═══ Source passage ═══

To see this notice that the function $\frac{1}{x}$ is monotonically decreasing, which means that the area under $\frac{1}{x}$ in the range $i \le x \le i+1$ is at most $\frac{1}{i}$ (i.e. the area of a rectangle of width $i+1 - i = 1$ and height $\frac{1}{i}$). In formulas: $\int_{i}^{i+1} \frac{1}{x} \text{d}x \le \int_{i}^{i+1} \frac{1}{i} \text{d}x = \frac{1}{i}$.

$$ H_n = \sum_{i=1}^n \frac{1}{i} \ge \sum_{i=1}^n \int_{i}^{i+1} \frac{1}{x} \text{d}x = \int_{1}^{n+1} \frac{1}{x} \text{d}x = \ln (n+1) = \Omega( \log n). $$

Similarly, the area under $\frac{1}{x}$ in the range $i \le x \le i+1$ is at least $\frac{1}{i+1}$, i.e., $\int_{i}^{i+1} \frac{1}{x} \text{d}x \ge \int_{i}^{i+1} \frac{1}{i+1} \text{d}x = \frac{1}{i+1}$.

═══ Records for processing ═══

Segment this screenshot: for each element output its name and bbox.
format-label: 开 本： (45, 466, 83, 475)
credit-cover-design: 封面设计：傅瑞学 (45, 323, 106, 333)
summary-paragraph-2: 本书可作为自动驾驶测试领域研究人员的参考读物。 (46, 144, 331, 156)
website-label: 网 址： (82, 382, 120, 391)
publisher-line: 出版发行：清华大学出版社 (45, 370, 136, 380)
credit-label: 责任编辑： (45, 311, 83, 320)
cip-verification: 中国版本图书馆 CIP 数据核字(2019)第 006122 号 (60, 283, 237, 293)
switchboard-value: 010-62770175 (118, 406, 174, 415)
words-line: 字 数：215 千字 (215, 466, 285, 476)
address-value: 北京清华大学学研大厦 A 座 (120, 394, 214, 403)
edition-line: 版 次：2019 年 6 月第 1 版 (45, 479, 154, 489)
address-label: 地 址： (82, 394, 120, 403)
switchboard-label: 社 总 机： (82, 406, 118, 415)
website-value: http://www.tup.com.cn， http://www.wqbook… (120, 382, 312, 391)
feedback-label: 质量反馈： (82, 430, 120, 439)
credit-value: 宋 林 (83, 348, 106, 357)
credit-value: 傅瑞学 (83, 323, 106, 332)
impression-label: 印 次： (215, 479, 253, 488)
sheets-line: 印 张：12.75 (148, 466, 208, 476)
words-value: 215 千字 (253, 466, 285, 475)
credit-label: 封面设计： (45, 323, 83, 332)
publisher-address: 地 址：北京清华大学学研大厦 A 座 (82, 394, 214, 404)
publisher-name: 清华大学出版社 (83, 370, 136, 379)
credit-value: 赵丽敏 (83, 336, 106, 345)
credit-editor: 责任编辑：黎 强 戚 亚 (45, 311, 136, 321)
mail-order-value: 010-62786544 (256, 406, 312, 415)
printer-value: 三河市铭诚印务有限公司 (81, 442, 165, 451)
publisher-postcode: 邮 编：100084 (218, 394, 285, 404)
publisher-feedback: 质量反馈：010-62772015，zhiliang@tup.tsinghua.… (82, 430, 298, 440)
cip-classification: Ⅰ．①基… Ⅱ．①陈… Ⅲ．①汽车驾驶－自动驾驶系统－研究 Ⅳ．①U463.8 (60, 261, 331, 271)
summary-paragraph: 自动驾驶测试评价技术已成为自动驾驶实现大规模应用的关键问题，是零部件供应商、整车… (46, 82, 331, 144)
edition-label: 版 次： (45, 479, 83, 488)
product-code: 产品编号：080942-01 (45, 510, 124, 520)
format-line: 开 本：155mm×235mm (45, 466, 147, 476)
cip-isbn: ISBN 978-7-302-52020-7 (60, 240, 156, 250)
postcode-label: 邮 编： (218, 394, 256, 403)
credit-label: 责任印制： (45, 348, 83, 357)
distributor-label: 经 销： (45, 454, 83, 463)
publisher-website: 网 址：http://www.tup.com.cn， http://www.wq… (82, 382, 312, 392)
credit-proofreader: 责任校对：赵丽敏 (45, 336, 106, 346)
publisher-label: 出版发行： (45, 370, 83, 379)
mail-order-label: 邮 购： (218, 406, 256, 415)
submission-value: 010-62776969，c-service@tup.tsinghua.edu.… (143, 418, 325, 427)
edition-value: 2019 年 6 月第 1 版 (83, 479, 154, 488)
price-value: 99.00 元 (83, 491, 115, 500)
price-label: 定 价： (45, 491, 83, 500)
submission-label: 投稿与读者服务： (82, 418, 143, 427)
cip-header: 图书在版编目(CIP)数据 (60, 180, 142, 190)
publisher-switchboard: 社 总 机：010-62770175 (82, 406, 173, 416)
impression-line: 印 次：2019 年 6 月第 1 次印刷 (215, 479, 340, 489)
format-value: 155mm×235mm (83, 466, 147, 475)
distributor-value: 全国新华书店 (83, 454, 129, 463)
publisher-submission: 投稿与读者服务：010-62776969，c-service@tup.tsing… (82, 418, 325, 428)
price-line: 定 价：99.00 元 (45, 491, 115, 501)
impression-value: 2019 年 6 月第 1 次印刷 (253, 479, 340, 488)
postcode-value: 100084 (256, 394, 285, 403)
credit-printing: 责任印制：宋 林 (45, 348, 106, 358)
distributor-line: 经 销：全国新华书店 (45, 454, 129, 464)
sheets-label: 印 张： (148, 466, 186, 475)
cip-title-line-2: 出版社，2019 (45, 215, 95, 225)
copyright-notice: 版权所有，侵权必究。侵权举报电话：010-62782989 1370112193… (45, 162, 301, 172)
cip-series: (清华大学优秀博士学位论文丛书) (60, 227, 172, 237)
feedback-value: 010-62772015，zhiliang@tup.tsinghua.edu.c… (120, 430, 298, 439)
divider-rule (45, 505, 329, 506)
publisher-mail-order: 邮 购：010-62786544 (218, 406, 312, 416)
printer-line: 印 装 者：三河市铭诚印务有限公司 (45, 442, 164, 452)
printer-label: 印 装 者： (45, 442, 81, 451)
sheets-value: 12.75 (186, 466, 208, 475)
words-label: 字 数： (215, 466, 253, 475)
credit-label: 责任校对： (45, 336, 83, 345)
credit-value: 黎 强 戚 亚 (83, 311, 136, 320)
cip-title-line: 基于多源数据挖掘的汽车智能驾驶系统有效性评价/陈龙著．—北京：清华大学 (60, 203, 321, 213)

═══

■ **List of tasks**
(1) Answer these questions about the harmonic-sum passage:
(a) What property of the function 1/x does the passage point out first?
(b) What lower bound for H_n does the displayed formula reach?
(c) In the last sentence, the area under 1/x between i and i+1 is at least what value?
(2) Reproduce the rows word for word, from the first row of the records through the row holding "82, 331, 144)", inclusive.
The passage and the rows have nothing to do with each other.

■ **Written responses**
(1)
(a) It is monotonically decreasing.
(b) ln(n+1), which is Ω(log n).
(c) 1/(i+1).

(2)
Segment this screenshot: for each element output its name and bbox.
format-label: 开 本： (45, 466, 83, 475)
credit-cover-design: 封面设计：傅瑞学 (45, 323, 106, 333)
summary-paragraph-2: 本书可作为自动驾驶测试领域研究人员的参考读物。 (46, 144, 331, 156)
website-label: 网 址： (82, 382, 120, 391)
publisher-line: 出版发行：清华大学出版社 (45, 370, 136, 380)
credit-label: 责任编辑： (45, 311, 83, 320)
cip-verification: 中国版本图书馆 CIP 数据核字(2019)第 006122 号 (60, 283, 237, 293)
switchboard-value: 010-62770175 (118, 406, 174, 415)
words-line: 字 数：215 千字 (215, 466, 285, 476)
address-value: 北京清华大学学研大厦 A 座 (120, 394, 214, 403)
edition-line: 版 次：2019 年 6 月第 1 版 (45, 479, 154, 489)
address-label: 地 址： (82, 394, 120, 403)
switchboard-label: 社 总 机： (82, 406, 118, 415)
website-value: http://www.tup.com.cn， http://www.wqbook… (120, 382, 312, 391)
feedback-label: 质量反馈： (82, 430, 120, 439)
credit-value: 宋 林 (83, 348, 106, 357)
credit-value: 傅瑞学 (83, 323, 106, 332)
impression-label: 印 次： (215, 479, 253, 488)
sheets-line: 印 张：12.75 (148, 466, 208, 476)
words-value: 215 千字 (253, 466, 285, 475)
credit-label: 封面设计： (45, 323, 83, 332)
publisher-address: 地 址：北京清华大学学研大厦 A 座 (82, 394, 214, 404)
publisher-name: 清华大学出版社 (83, 370, 136, 379)
credit-value: 赵丽敏 (83, 336, 106, 345)
credit-editor: 责任编辑：黎 强 戚 亚 (45, 311, 136, 321)
mail-order-value: 010-62786544 (256, 406, 312, 415)
printer-value: 三河市铭诚印务有限公司 (81, 442, 165, 451)
publisher-postcode: 邮 编：100084 (218, 394, 285, 404)
publisher-feedback: 质量反馈：010-62772015，zhiliang@tup.tsinghua.… (82, 430, 298, 440)
cip-classification: Ⅰ．①基… Ⅱ．①陈… Ⅲ．①汽车驾驶－自动驾驶系统－研究 Ⅳ．①U463.8 (60, 261, 331, 271)
summary-paragraph: 自动驾驶测试评价技术已成为自动驾驶实现大规模应用的关键问题，是零部件供应商、整车… (46, 82, 331, 144)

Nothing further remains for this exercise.